**PROBLEM**
Output all the entries word for word. Omit the pictures.

**MATERIAL PROVIDED**
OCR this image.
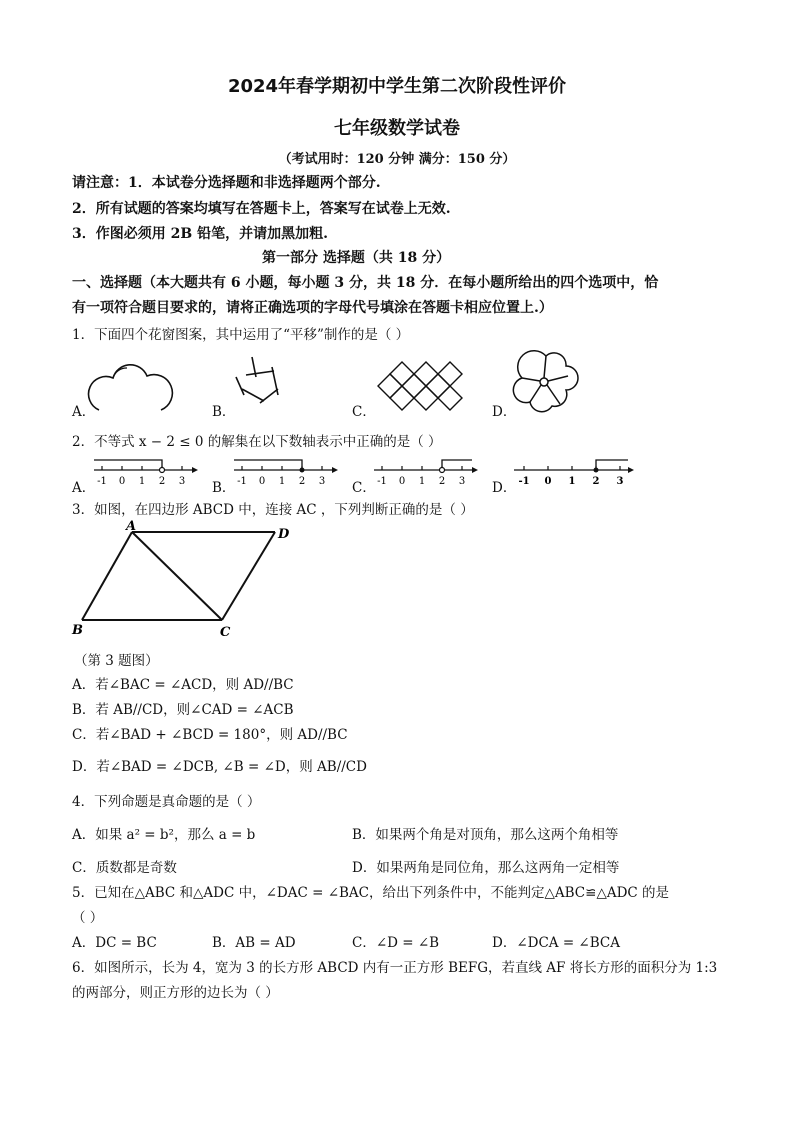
2024年春学期初中学生第二次阶段性评价
七年级数学试卷
（考试用时：120 分钟 满分：150 分）
请注意：1．本试卷分选择题和非选择题两个部分.
2．所有试题的答案均填写在答题卡上，答案写在试卷上无效.
3．作图必须用 2B 铅笔，并请加黑加粗.
第一部分 选择题（共 18 分）
一、选择题（本大题共有 6 小题，每小题 3 分，共 18 分．在每小题所给出的四个选项中，恰
有一项符合题目要求的，请将正确选项的字母代号填涂在答题卡相应位置上.）
1．下面四个花窗图案，其中运用了“平移”制作的是（ ）
A．	B．	C．	D．
2．不等式 x − 2 ≤ 0 的解集在以下数轴表示中正确的是（ ）
A． -1 0 1 2 3 B． -1 0 1 2 3 C． -1 0 1 2 3 D． -1 0 1 2 3
3．如图，在四边形 ABCD 中，连接 AC ，下列判断正确的是（ ）
A
D
B	C
（第 3 题图）
A．若∠BAC = ∠ACD，则 AD//BC
B．若 AB//CD，则∠CAD = ∠ACB
C．若∠BAD + ∠BCD = 180°，则 AD//BC
D．若∠BAD = ∠DCB, ∠B = ∠D，则 AB//CD
4．下列命题是真命题的是（ ）
A．如果 a² = b²，那么 a = b	B．如果两个角是对顶角，那么这两个角相等
C．质数都是奇数	D．如果两角是同位角，那么这两角一定相等
5．已知在△ABC 和△ADC 中，∠DAC = ∠BAC，给出下列条件中，不能判定△ABC≌△ADC 的是
（ ）
A．DC = BC	B．AB = AD	C．∠D = ∠B	D．∠DCA = ∠BCA
6．如图所示，长为 4，宽为 3 的长方形 ABCD 内有一正方形 BEFG，若直线 AF 将长方形的面积分为 1:3
的两部分，则正方形的边长为（ ）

**RESULT**
OCR this image.
2024年春学期初中学生第二次阶段性评价
七年级数学试卷
（考试用时：120 分钟 满分：150 分）
请注意：1．本试卷分选择题和非选择题两个部分.
2．所有试题的答案均填写在答题卡上，答案写在试卷上无效.
3．作图必须用 2B 铅笔，并请加黑加粗.
第一部分 选择题（共 18 分）
一、选择题（本大题共有 6 小题，每小题 3 分，共 18 分．在每小题所给出的四个选项中，恰
有一项符合题目要求的，请将正确选项的字母代号填涂在答题卡相应位置上.）
1．下面四个花窗图案，其中运用了“平移”制作的是（ ）
A．	B．	C．	D．
2．不等式 x − 2 ≤ 0 的解集在以下数轴表示中正确的是（ ）
A． -1 0 1 2 3 B． -1 0 1 2 3 C． -1 0 1 2 3 D． -1 0 1 2 3
3．如图，在四边形 ABCD 中，连接 AC ，下列判断正确的是（ ）
A
D
B	C
（第 3 题图）
A．若∠BAC = ∠ACD，则 AD//BC
B．若 AB//CD，则∠CAD = ∠ACB
C．若∠BAD + ∠BCD = 180°，则 AD//BC
D．若∠BAD = ∠DCB, ∠B = ∠D，则 AB//CD
4．下列命题是真命题的是（ ）
A．如果 a² = b²，那么 a = b	B．如果两个角是对顶角，那么这两个角相等
C．质数都是奇数	D．如果两角是同位角，那么这两角一定相等
5．已知在△ABC 和△ADC 中，∠DAC = ∠BAC，给出下列条件中，不能判定△ABC≌△ADC 的是
（ ）
A．DC = BC	B．AB = AD	C．∠D = ∠B	D．∠DCA = ∠BCA
6．如图所示，长为 4，宽为 3 的长方形 ABCD 内有一正方形 BEFG，若直线 AF 将长方形的面积分为 1:3
的两部分，则正方形的边长为（ ）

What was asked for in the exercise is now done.